Challenge:
Below are records to be output exactly, every one of them.

┌─ Available data

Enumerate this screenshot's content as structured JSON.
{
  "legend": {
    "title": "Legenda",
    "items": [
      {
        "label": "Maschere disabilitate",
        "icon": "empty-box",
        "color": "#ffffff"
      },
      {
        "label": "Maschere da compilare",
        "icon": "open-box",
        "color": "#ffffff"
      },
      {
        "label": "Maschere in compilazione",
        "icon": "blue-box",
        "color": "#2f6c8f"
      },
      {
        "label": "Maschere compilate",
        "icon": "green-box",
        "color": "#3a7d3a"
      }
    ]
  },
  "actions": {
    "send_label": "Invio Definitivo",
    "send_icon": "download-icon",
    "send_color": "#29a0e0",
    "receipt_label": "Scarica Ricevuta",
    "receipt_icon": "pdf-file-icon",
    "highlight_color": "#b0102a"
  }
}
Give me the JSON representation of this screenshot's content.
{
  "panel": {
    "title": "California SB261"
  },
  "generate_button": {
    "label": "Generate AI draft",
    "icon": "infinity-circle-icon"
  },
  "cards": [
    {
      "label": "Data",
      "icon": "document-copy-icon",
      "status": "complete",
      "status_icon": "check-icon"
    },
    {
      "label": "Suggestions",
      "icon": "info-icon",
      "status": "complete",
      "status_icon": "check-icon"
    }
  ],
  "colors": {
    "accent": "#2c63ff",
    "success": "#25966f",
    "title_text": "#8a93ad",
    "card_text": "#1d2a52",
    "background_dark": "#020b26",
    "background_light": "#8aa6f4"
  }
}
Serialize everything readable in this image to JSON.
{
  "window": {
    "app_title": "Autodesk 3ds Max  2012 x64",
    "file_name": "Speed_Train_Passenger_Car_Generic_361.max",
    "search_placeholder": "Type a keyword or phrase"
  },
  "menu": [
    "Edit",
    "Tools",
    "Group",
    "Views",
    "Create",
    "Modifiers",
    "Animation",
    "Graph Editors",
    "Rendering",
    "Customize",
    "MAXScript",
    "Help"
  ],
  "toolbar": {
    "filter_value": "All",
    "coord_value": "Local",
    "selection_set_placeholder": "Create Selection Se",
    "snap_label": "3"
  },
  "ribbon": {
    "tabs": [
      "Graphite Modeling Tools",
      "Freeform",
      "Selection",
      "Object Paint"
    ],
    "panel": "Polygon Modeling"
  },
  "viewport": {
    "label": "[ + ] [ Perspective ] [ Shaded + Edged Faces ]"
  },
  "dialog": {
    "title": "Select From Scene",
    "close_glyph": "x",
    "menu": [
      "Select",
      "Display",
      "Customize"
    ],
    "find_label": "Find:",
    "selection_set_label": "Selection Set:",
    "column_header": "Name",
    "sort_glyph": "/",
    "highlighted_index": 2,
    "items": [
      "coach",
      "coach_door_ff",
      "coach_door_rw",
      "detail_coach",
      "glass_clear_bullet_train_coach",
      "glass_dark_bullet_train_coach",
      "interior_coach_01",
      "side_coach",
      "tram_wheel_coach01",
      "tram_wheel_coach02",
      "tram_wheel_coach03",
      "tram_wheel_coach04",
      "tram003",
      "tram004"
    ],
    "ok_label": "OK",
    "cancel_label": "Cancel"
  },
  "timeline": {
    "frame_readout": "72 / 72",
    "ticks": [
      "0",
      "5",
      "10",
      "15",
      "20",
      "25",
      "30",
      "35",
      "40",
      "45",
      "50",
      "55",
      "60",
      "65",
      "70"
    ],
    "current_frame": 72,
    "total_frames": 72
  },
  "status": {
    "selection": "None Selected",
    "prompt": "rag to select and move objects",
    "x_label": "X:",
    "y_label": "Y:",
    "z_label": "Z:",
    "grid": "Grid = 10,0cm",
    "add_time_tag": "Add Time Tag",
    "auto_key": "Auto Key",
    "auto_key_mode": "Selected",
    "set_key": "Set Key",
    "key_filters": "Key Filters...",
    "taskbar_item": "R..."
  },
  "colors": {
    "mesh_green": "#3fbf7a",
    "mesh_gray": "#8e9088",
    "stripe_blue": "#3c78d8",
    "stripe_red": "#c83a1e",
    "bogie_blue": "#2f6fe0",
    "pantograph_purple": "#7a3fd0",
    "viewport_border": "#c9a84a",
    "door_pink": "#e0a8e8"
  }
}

└─

Expected answer:
Enumerate this screenshot's content as structured JSON.
{
  "legend": {
    "title": "Legenda",
    "items": [
      {
        "label": "Maschere disabilitate",
        "icon": "empty-box",
        "color": "#ffffff"
      },
      {
        "label": "Maschere da compilare",
        "icon": "open-box",
        "color": "#ffffff"
      },
      {
        "label": "Maschere in compilazione",
        "icon": "blue-box",
        "color": "#2f6c8f"
      },
      {
        "label": "Maschere compilate",
        "icon": "green-box",
        "color": "#3a7d3a"
      }
    ]
  },
  "actions": {
    "send_label": "Invio Definitivo",
    "send_icon": "download-icon",
    "send_color": "#29a0e0",
    "receipt_label": "Scarica Ricevuta",
    "receipt_icon": "pdf-file-icon",
    "highlight_color": "#b0102a"
  }
}
Give me the JSON representation of this screenshot's content.
{
  "panel": {
    "title": "California SB261"
  },
  "generate_button": {
    "label": "Generate AI draft",
    "icon": "infinity-circle-icon"
  },
  "cards": [
    {
      "label": "Data",
      "icon": "document-copy-icon",
      "status": "complete",
      "status_icon": "check-icon"
    },
    {
      "label": "Suggestions",
      "icon": "info-icon",
      "status": "complete",
      "status_icon": "check-icon"
    }
  ],
  "colors": {
    "accent": "#2c63ff",
    "success": "#25966f",
    "title_text": "#8a93ad",
    "card_text": "#1d2a52",
    "background_dark": "#020b26",
    "background_light": "#8aa6f4"
  }
}
Serialize everything readable in this image to JSON.
{
  "window": {
    "app_title": "Autodesk 3ds Max  2012 x64",
    "file_name": "Speed_Train_Passenger_Car_Generic_361.max",
    "search_placeholder": "Type a keyword or phrase"
  },
  "menu": [
    "Edit",
    "Tools",
    "Group",
    "Views",
    "Create",
    "Modifiers",
    "Animation",
    "Graph Editors",
    "Rendering",
    "Customize",
    "MAXScript",
    "Help"
  ],
  "toolbar": {
    "filter_value": "All",
    "coord_value": "Local",
    "selection_set_placeholder": "Create Selection Se",
    "snap_label": "3"
  },
  "ribbon": {
    "tabs": [
      "Graphite Modeling Tools",
      "Freeform",
      "Selection",
      "Object Paint"
    ],
    "panel": "Polygon Modeling"
  },
  "viewport": {
    "label": "[ + ] [ Perspective ] [ Shaded + Edged Faces ]"
  },
  "dialog": {
    "title": "Select From Scene",
    "close_glyph": "x",
    "menu": [
      "Select",
      "Display",
      "Customize"
    ],
    "find_label": "Find:",
    "selection_set_label": "Selection Set:",
    "column_header": "Name",
    "sort_glyph": "/",
    "highlighted_index": 2,
    "items": [
      "coach",
      "coach_door_ff",
      "coach_door_rw",
      "detail_coach",
      "glass_clear_bullet_train_coach",
      "glass_dark_bullet_train_coach",
      "interior_coach_01",
      "side_coach",
      "tram_wheel_coach01",
      "tram_wheel_coach02",
      "tram_wheel_coach03",
      "tram_wheel_coach04",
      "tram003",
      "tram004"
    ],
    "ok_label": "OK",
    "cancel_label": "Cancel"
  },
  "timeline": {
    "frame_readout": "72 / 72",
    "ticks": [
      "0",
      "5",
      "10",
      "15",
      "20",
      "25",
      "30",
      "35",
      "40",
      "45",
      "50",
      "55",
      "60",
      "65",
      "70"
    ],
    "current_frame": 72,
    "total_frames": 72
  },
  "status": {
    "selection": "None Selected",
    "prompt": "rag to select and move objects",
    "x_label": "X:",
    "y_label": "Y:",
    "z_label": "Z:",
    "grid": "Grid = 10,0cm",
    "add_time_tag": "Add Time Tag",
    "auto_key": "Auto Key",
    "auto_key_mode": "Selected",
    "set_key": "Set Key",
    "key_filters": "Key Filters...",
    "taskbar_item": "R..."
  },
  "colors": {
    "mesh_green": "#3fbf7a",
    "mesh_gray": "#8e9088",
    "stripe_blue": "#3c78d8",
    "stripe_red": "#c83a1e",
    "bogie_blue": "#2f6fe0",
    "pantograph_purple": "#7a3fd0",
    "viewport_border": "#c9a84a",
    "door_pink": "#e0a8e8"
  }
}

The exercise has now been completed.